BRIEF
The entries are to be returned exactly, with images left out.

** Start of DATA FOR THIS EXERCISE **

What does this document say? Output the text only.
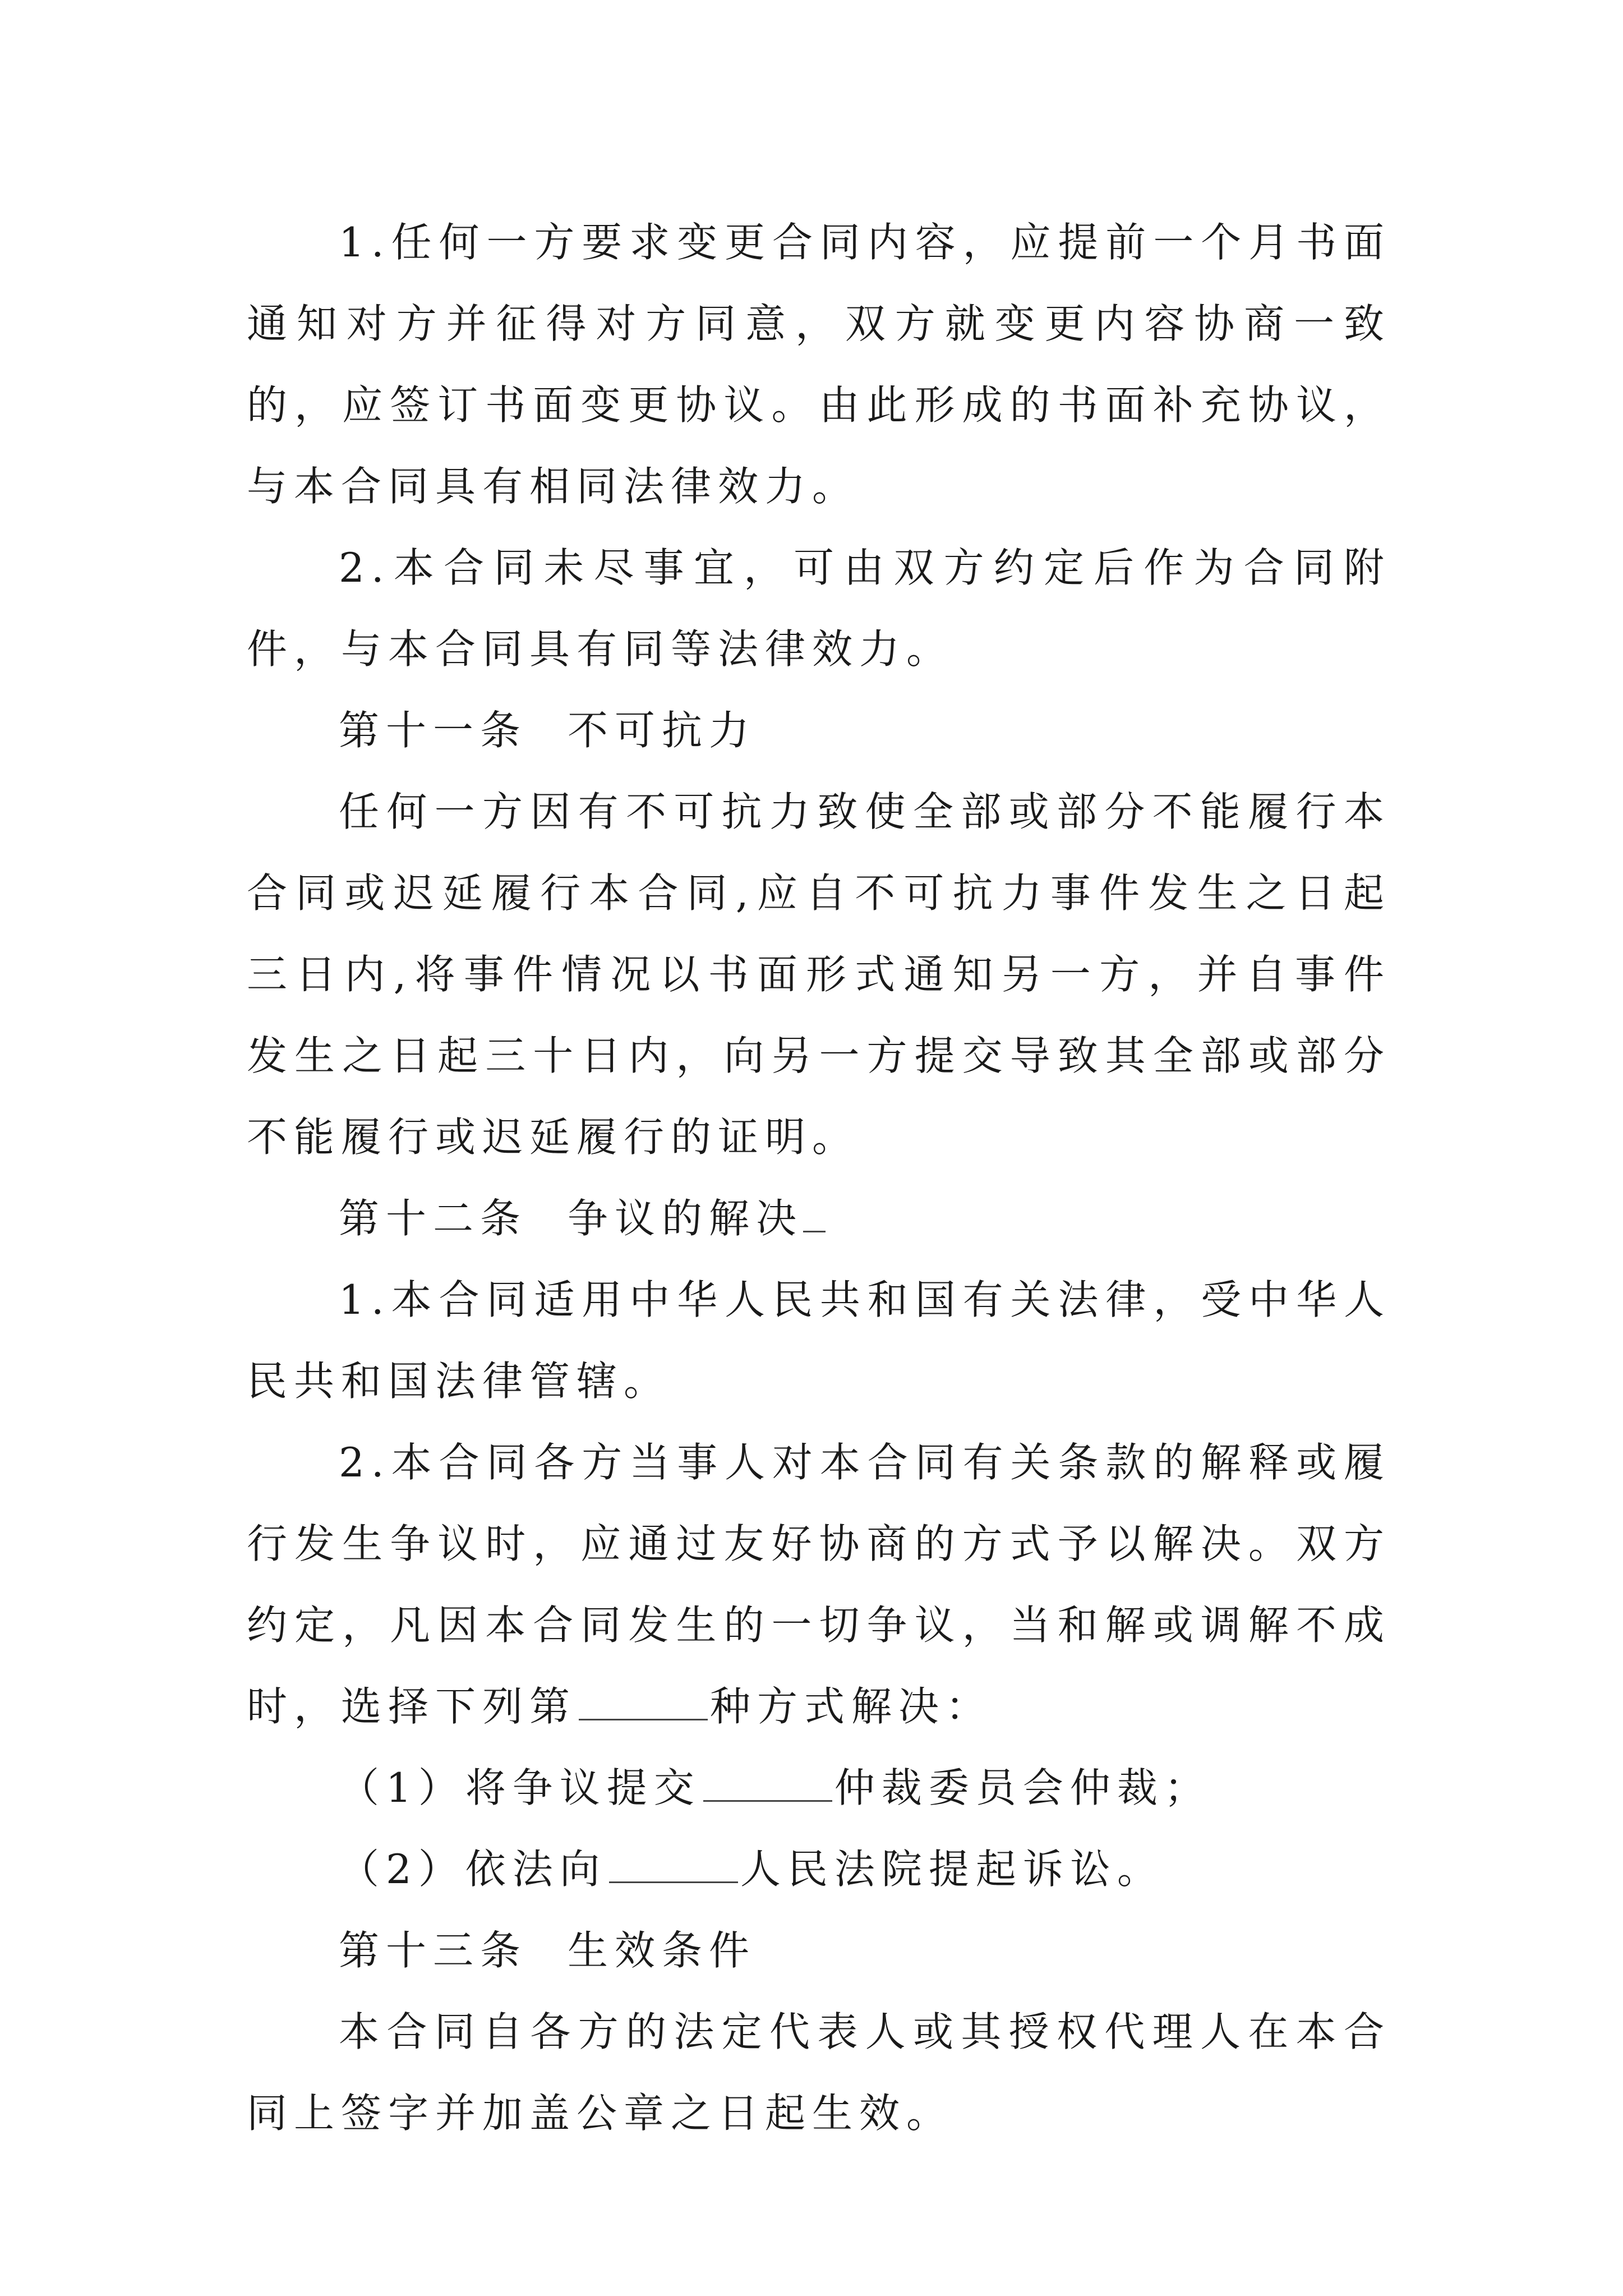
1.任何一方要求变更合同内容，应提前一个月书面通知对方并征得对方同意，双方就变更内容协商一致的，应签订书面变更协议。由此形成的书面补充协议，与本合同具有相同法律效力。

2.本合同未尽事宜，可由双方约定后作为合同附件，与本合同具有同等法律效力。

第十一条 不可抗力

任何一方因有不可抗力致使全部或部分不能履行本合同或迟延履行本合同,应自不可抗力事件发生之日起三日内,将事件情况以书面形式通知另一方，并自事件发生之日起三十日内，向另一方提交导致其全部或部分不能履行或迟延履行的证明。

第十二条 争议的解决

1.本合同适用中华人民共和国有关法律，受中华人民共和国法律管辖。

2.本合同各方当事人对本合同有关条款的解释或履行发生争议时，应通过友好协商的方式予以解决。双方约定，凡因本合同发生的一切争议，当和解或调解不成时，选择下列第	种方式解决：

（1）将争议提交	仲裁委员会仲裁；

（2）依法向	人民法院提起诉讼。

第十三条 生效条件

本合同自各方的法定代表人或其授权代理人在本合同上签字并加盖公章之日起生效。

** End of DATA FOR THIS EXERCISE **

EXERCISE OUTPUT
What does this document say? Output the text only.
1.任何一方要求变更合同内容，应提前一个月书面通知对方并征得对方同意，双方就变更内容协商一致的，应签订书面变更协议。由此形成的书面补充协议，与本合同具有相同法律效力。

2.本合同未尽事宜，可由双方约定后作为合同附件，与本合同具有同等法律效力。

第十一条 不可抗力

任何一方因有不可抗力致使全部或部分不能履行本合同或迟延履行本合同,应自不可抗力事件发生之日起三日内,将事件情况以书面形式通知另一方，并自事件发生之日起三十日内，向另一方提交导致其全部或部分不能履行或迟延履行的证明。

第十二条 争议的解决

1.本合同适用中华人民共和国有关法律，受中华人民共和国法律管辖。

2.本合同各方当事人对本合同有关条款的解释或履行发生争议时，应通过友好协商的方式予以解决。双方约定，凡因本合同发生的一切争议，当和解或调解不成时，选择下列第	种方式解决：

（1）将争议提交	仲裁委员会仲裁；

（2）依法向	人民法院提起诉讼。

第十三条 生效条件

本合同自各方的法定代表人或其授权代理人在本合同上签字并加盖公章之日起生效。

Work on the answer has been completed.